Copy each line of the records that contains the word "screenshot".
┄┄┄┄┄┄┄┄┄┄
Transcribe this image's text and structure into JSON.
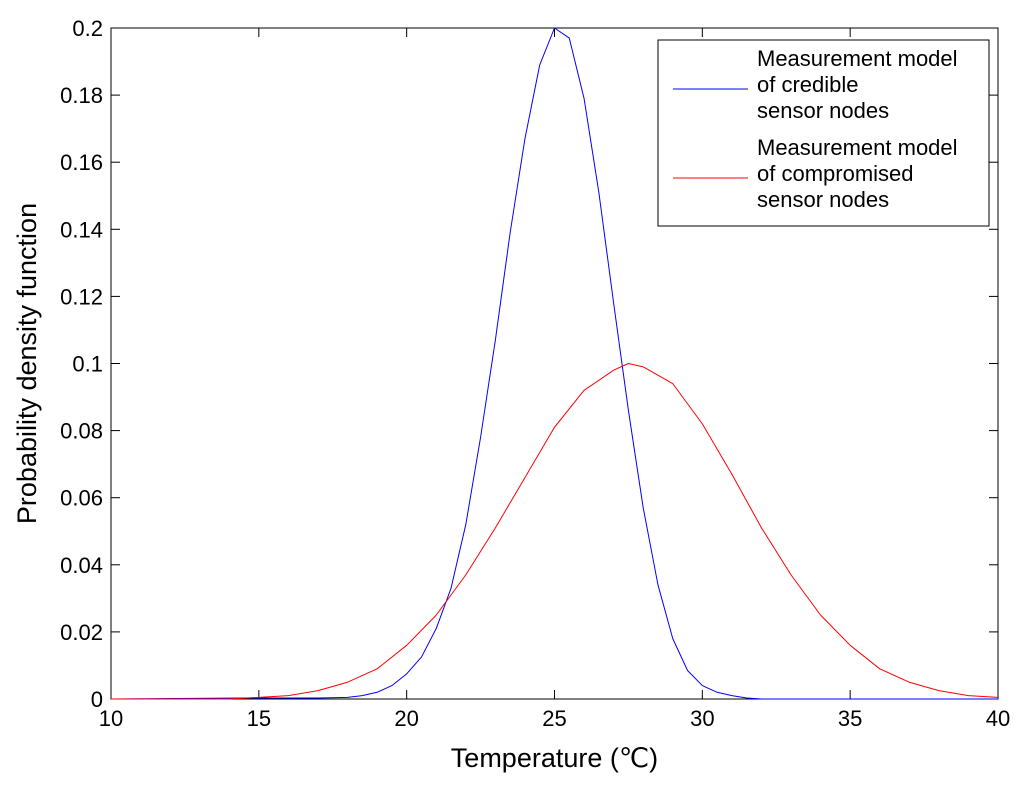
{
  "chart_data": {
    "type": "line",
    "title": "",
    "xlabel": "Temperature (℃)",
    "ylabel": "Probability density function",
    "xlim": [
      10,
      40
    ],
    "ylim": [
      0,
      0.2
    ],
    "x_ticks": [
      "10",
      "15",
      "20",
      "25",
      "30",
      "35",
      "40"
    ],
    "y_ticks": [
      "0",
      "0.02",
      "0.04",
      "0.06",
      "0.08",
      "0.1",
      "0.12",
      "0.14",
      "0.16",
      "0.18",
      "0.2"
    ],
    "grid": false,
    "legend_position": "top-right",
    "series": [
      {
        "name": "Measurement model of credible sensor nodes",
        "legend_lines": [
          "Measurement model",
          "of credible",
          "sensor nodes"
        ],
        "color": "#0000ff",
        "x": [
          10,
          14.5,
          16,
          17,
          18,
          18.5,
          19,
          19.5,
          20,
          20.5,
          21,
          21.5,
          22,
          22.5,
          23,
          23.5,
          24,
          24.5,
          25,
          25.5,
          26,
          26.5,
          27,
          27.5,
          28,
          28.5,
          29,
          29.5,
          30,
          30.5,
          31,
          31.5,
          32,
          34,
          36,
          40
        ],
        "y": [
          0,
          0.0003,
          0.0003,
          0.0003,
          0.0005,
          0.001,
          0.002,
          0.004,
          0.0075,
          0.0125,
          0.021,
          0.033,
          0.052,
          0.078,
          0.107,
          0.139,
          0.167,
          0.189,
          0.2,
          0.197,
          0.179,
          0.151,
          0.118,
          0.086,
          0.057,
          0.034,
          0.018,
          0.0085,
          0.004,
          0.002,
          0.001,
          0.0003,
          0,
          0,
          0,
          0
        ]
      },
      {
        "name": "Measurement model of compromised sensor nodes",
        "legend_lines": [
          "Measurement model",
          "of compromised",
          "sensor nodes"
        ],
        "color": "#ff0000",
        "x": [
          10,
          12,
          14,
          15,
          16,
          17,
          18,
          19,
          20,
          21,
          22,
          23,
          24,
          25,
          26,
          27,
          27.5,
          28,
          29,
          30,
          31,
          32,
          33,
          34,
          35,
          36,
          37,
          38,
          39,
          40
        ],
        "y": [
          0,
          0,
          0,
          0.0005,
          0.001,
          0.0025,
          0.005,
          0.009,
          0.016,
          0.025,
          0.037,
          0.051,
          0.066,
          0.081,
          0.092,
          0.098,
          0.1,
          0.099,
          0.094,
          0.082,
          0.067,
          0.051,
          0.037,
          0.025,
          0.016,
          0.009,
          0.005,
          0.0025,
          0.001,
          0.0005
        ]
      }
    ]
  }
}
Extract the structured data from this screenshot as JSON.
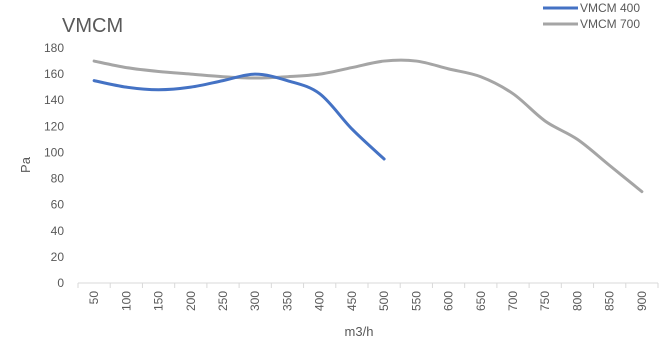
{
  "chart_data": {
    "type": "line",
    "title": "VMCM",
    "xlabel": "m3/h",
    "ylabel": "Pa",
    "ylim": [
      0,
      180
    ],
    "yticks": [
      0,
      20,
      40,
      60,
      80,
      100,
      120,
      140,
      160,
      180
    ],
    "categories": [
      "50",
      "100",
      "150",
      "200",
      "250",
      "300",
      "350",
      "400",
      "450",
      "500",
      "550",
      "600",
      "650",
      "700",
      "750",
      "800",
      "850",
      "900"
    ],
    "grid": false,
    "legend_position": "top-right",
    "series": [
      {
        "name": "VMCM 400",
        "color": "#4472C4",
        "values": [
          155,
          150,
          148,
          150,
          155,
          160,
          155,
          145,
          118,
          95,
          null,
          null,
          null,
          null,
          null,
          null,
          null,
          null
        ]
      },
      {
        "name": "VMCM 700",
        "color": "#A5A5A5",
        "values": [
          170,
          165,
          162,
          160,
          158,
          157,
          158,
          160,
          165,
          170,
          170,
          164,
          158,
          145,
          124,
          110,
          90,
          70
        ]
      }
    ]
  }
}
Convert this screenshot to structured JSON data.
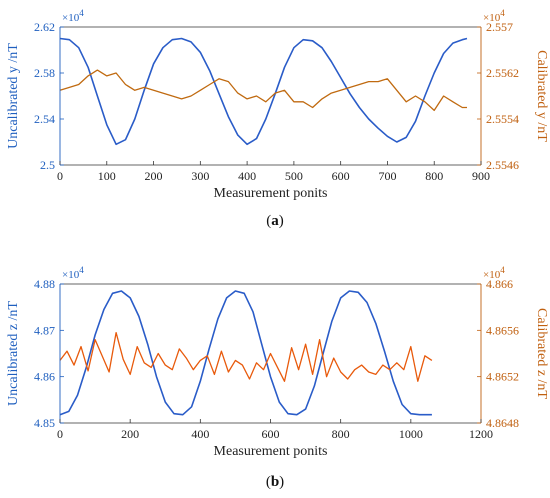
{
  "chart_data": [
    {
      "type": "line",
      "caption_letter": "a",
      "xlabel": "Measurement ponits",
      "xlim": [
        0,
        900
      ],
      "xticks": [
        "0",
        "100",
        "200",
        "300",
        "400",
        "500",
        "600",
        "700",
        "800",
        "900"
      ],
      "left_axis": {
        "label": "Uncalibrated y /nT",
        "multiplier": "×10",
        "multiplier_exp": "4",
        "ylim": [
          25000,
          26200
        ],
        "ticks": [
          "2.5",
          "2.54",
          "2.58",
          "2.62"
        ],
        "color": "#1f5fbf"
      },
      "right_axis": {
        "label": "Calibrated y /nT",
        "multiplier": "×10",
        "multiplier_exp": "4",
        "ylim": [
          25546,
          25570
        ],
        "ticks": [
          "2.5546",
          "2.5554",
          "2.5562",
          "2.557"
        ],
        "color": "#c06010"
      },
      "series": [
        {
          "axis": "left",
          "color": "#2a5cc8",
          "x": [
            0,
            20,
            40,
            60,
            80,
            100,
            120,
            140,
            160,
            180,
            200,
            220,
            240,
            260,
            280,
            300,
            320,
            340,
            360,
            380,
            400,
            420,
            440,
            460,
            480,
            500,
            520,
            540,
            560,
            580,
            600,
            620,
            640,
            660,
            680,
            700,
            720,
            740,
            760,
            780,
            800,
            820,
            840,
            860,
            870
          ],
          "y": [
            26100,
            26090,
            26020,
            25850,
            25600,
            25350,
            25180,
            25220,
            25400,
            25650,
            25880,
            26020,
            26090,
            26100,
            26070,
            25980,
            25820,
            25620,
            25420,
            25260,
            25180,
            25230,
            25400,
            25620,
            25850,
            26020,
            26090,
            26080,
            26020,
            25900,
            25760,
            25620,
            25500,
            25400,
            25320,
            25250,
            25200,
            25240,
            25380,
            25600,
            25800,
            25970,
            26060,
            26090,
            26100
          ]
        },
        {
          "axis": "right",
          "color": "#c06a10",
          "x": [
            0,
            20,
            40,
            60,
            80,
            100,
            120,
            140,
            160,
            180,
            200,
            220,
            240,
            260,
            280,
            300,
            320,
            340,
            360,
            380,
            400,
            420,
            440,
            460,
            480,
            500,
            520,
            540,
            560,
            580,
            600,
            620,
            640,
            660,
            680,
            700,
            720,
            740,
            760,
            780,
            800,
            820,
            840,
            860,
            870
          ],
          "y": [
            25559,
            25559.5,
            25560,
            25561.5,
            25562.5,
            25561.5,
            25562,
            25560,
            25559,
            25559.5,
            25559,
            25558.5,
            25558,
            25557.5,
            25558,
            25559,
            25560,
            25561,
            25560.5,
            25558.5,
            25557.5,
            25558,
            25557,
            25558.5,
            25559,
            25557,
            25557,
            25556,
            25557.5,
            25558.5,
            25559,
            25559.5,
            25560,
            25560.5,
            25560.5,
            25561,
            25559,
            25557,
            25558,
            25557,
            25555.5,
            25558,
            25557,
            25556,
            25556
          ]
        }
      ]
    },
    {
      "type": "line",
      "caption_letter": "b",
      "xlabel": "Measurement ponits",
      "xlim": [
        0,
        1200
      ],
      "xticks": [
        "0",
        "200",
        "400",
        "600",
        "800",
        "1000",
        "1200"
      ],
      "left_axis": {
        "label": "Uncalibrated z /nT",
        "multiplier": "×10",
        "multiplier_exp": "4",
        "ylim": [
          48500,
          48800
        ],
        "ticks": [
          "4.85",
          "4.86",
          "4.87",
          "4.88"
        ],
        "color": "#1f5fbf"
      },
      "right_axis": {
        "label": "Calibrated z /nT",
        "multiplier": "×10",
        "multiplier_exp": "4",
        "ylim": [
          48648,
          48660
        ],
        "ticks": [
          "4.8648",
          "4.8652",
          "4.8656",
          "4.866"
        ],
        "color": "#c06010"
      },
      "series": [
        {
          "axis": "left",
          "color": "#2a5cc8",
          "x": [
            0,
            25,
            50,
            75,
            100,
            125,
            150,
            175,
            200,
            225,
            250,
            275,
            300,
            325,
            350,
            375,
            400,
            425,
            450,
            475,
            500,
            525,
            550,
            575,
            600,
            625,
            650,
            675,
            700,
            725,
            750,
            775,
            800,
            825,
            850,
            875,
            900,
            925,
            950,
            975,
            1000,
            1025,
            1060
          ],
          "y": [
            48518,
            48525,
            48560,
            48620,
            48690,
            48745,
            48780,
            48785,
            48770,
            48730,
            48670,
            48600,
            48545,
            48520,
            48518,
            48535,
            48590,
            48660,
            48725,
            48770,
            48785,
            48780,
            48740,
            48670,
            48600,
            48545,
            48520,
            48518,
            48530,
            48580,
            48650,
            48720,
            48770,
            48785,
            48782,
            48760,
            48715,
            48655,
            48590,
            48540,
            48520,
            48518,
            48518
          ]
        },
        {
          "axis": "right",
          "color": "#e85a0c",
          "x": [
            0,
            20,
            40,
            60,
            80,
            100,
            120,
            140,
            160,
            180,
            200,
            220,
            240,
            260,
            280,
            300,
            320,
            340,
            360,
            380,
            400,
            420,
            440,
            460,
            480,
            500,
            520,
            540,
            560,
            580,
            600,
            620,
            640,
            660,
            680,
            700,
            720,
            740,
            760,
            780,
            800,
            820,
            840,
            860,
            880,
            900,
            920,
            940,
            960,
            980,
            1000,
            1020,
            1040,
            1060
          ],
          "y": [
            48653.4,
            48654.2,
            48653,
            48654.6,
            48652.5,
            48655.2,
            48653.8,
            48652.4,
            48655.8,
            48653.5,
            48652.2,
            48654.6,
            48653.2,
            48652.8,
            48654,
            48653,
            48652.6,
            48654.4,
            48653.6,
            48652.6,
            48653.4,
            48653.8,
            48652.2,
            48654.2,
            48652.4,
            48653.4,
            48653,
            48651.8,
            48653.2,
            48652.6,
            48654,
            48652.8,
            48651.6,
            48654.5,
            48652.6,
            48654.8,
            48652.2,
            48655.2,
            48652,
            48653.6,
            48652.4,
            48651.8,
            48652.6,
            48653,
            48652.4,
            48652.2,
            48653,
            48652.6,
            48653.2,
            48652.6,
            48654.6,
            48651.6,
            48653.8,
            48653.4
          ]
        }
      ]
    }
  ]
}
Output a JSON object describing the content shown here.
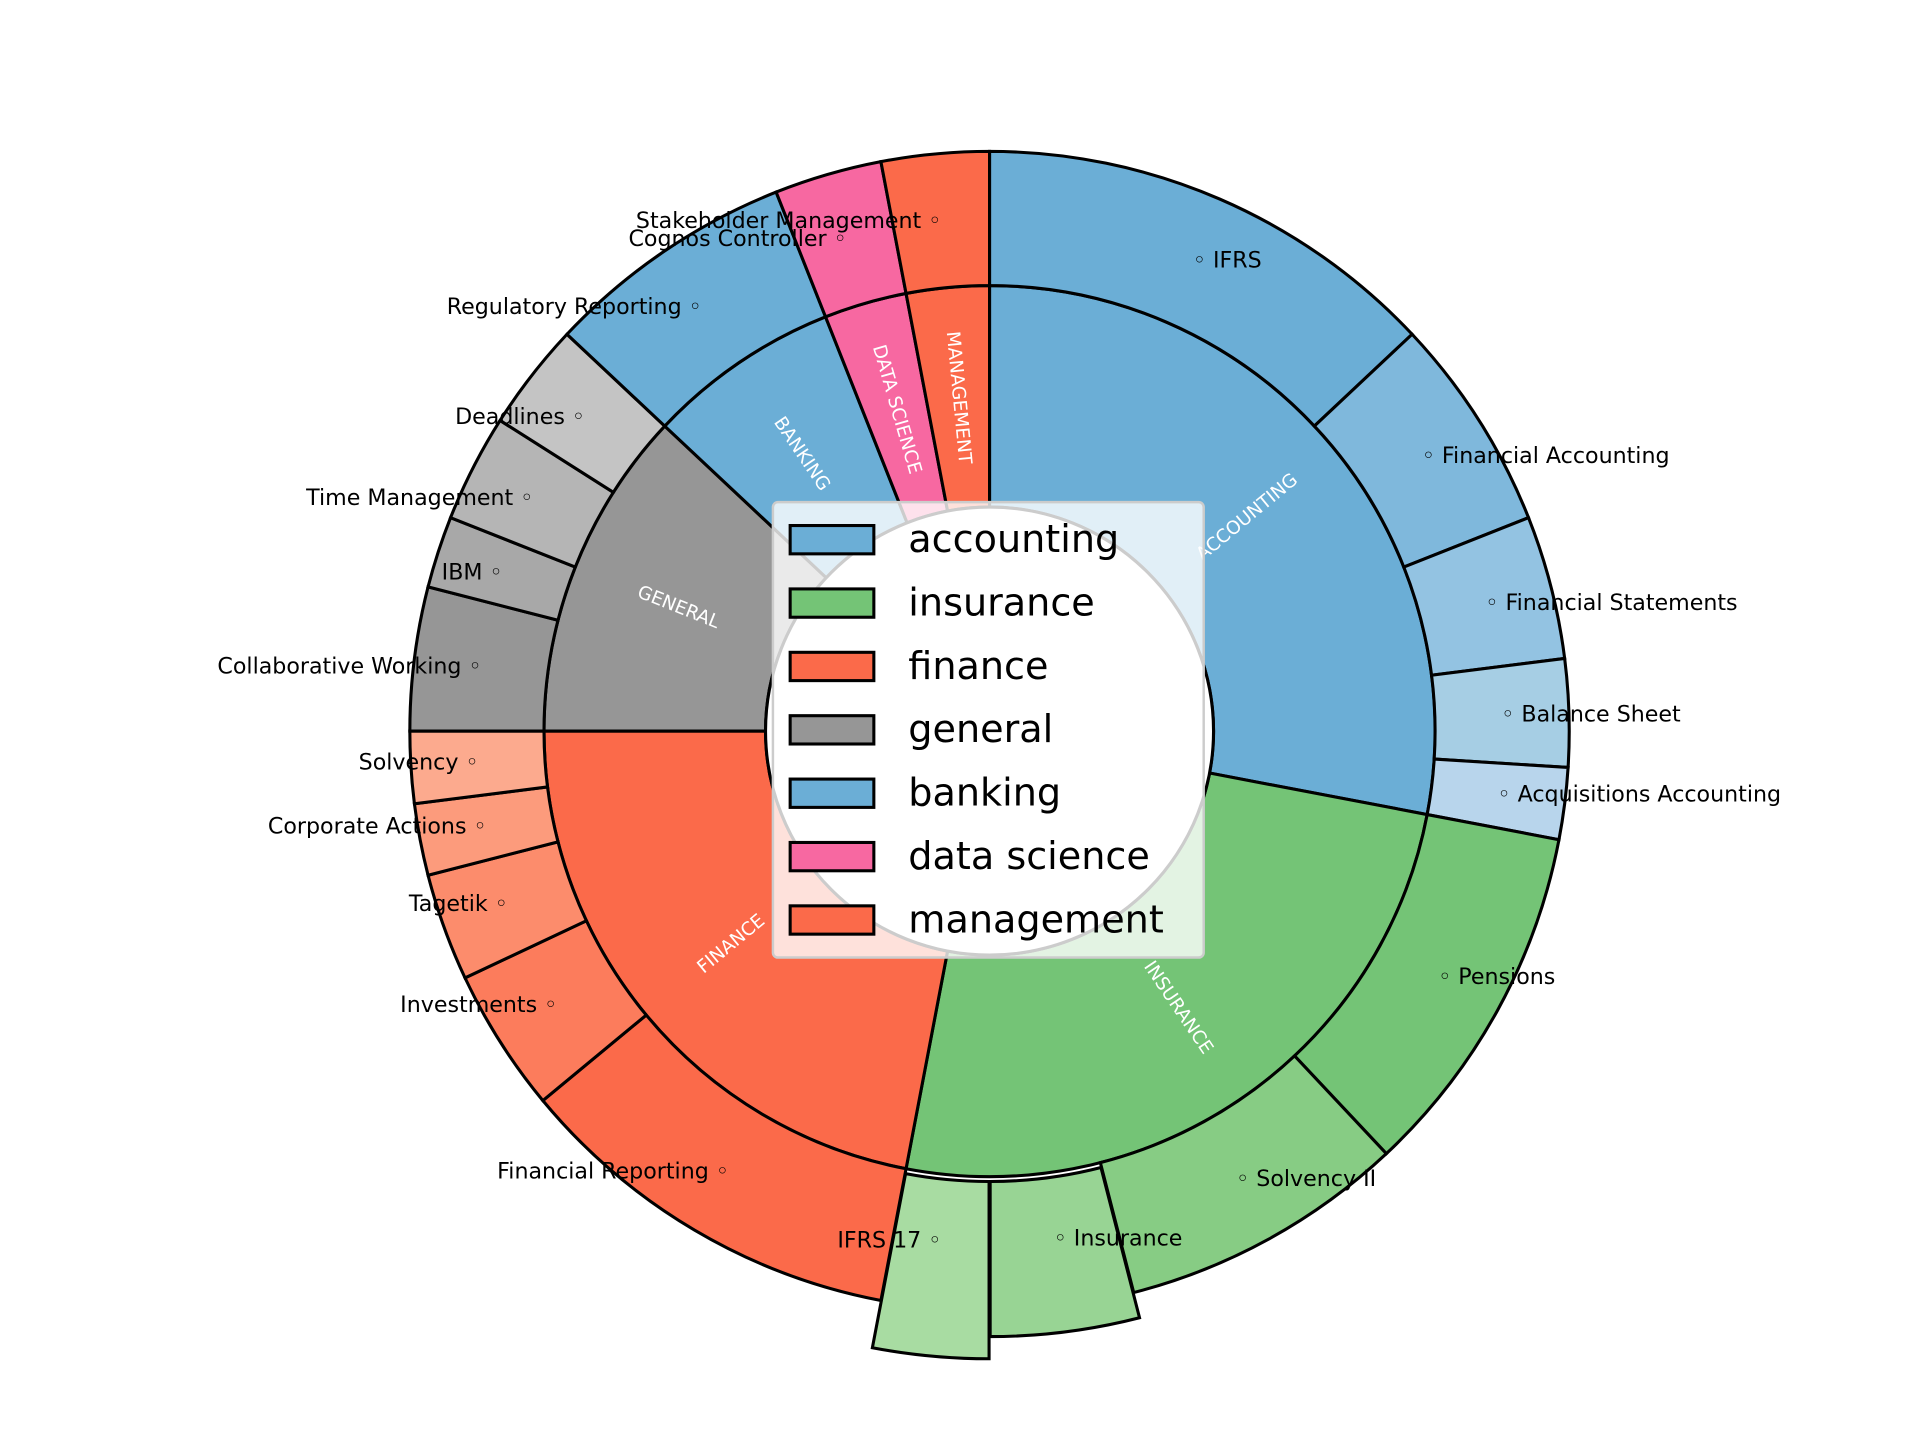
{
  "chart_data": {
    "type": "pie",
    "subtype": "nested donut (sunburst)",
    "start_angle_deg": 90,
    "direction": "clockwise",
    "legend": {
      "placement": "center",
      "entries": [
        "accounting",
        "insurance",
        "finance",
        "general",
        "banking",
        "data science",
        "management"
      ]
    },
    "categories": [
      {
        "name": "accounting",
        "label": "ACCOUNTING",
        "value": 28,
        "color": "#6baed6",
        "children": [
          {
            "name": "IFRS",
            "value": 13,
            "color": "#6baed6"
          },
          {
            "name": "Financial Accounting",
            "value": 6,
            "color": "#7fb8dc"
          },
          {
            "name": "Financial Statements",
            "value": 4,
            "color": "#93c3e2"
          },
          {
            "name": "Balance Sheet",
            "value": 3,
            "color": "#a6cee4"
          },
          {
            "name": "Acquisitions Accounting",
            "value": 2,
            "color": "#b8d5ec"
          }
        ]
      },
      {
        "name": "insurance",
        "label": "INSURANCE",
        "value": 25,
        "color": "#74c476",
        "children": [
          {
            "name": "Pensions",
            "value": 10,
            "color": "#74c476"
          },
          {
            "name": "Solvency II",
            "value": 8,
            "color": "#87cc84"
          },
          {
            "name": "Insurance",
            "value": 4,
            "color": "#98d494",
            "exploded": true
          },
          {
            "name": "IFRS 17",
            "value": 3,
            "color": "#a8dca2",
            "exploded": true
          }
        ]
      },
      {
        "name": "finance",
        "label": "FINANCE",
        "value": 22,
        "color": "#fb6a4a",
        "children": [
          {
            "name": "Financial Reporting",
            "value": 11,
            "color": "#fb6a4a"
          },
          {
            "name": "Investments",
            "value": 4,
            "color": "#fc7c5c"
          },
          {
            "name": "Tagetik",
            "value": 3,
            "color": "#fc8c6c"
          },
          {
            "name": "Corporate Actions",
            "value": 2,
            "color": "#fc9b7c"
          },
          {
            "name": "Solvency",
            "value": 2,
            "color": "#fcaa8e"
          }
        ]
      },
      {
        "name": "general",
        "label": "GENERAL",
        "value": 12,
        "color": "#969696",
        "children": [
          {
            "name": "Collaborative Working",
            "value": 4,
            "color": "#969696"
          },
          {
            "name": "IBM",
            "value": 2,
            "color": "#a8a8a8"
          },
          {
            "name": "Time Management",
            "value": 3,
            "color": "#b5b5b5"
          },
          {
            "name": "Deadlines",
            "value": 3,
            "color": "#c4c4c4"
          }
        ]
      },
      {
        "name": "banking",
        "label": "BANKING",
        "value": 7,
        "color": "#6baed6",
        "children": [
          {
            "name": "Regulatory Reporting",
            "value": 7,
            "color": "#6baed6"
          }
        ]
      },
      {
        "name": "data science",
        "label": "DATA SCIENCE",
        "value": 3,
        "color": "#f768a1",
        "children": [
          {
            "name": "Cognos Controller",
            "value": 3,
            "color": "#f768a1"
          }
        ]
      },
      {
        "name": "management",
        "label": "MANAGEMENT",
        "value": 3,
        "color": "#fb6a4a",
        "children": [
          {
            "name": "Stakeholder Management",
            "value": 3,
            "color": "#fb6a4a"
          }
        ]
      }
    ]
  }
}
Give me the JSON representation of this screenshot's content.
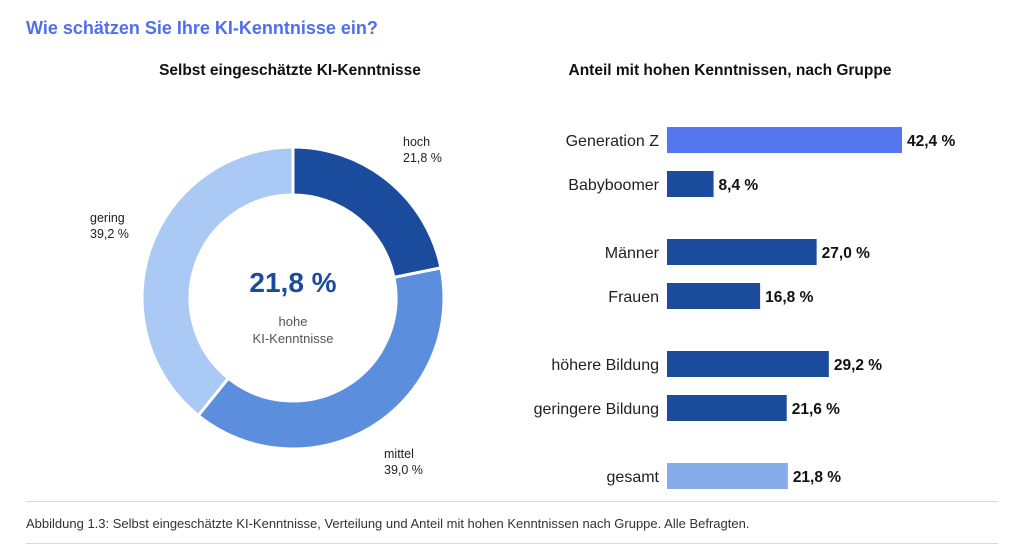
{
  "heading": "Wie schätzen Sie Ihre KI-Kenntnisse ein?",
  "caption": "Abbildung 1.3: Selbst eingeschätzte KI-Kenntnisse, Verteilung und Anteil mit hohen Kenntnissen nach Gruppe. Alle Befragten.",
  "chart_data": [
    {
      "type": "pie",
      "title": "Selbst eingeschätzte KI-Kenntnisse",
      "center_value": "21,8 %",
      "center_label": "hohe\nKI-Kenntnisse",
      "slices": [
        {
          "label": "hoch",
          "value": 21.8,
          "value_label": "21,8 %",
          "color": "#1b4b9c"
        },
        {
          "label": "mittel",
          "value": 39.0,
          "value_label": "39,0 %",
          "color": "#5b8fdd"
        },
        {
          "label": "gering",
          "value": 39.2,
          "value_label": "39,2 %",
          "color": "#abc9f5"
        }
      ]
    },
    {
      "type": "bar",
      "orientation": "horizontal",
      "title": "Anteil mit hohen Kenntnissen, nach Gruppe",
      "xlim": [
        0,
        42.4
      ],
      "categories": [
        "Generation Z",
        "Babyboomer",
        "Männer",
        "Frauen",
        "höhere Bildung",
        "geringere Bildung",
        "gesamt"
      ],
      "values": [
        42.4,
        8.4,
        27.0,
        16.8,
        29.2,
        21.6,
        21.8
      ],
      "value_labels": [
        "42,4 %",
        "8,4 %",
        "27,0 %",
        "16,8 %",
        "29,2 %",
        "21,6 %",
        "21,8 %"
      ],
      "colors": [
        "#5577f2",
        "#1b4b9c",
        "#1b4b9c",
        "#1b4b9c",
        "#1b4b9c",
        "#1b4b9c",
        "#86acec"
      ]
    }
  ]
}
┄┄┄┄┄┄┄┄┄┄
- **RESULT**:
Extract the structured data from this screenshot as JSON.
Convert this screenshot to structured JSON data.
Give me the JSON representation of this screenshot's content.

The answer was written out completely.